#### Aim
Repeat the lines below exactly as they appear, but leave out the images.

#### Given information
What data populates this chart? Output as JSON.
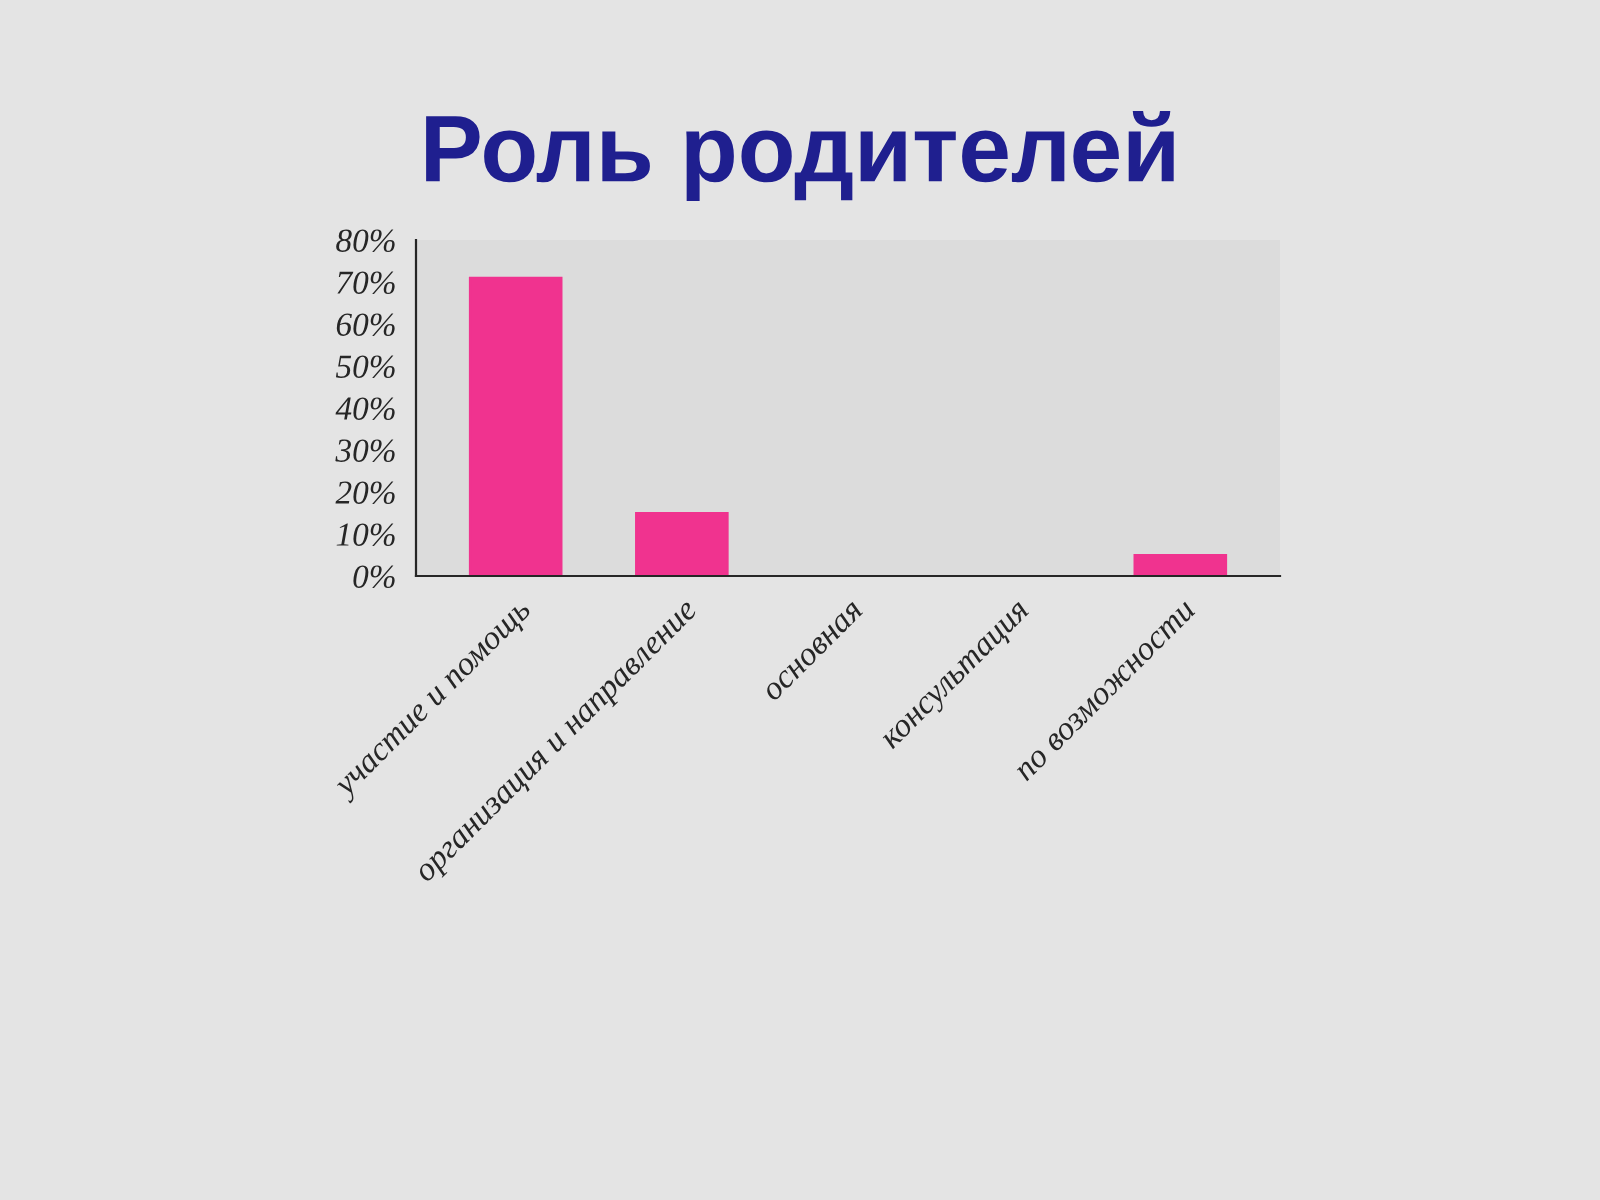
{
  "chart_data": {
    "type": "bar",
    "title": "Роль родителей",
    "categories": [
      "участие и помощь",
      "организация и направление",
      "основная",
      "консультация",
      "по возможности"
    ],
    "values": [
      71,
      15,
      0,
      0,
      5
    ],
    "color": "#f0338f",
    "ylim": [
      0,
      80
    ],
    "yticks": [
      {
        "value": 0,
        "label": "0%"
      },
      {
        "value": 10,
        "label": "10%"
      },
      {
        "value": 20,
        "label": "20%"
      },
      {
        "value": 30,
        "label": "30%"
      },
      {
        "value": 40,
        "label": "40%"
      },
      {
        "value": 50,
        "label": "50%"
      },
      {
        "value": 60,
        "label": "60%"
      },
      {
        "value": 70,
        "label": "70%"
      },
      {
        "value": 80,
        "label": "80%"
      }
    ],
    "grid": false
  }
}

#### Reply to the task
What data populates this chart? Output as JSON.
{
  "chart_data": {
    "type": "bar",
    "title": "Роль родителей",
    "categories": [
      "участие и помощь",
      "организация и направление",
      "основная",
      "консультация",
      "по возможности"
    ],
    "values": [
      71,
      15,
      0,
      0,
      5
    ],
    "color": "#f0338f",
    "ylim": [
      0,
      80
    ],
    "yticks": [
      {
        "value": 0,
        "label": "0%"
      },
      {
        "value": 10,
        "label": "10%"
      },
      {
        "value": 20,
        "label": "20%"
      },
      {
        "value": 30,
        "label": "30%"
      },
      {
        "value": 40,
        "label": "40%"
      },
      {
        "value": 50,
        "label": "50%"
      },
      {
        "value": 60,
        "label": "60%"
      },
      {
        "value": 70,
        "label": "70%"
      },
      {
        "value": 80,
        "label": "80%"
      }
    ],
    "grid": false
  }
}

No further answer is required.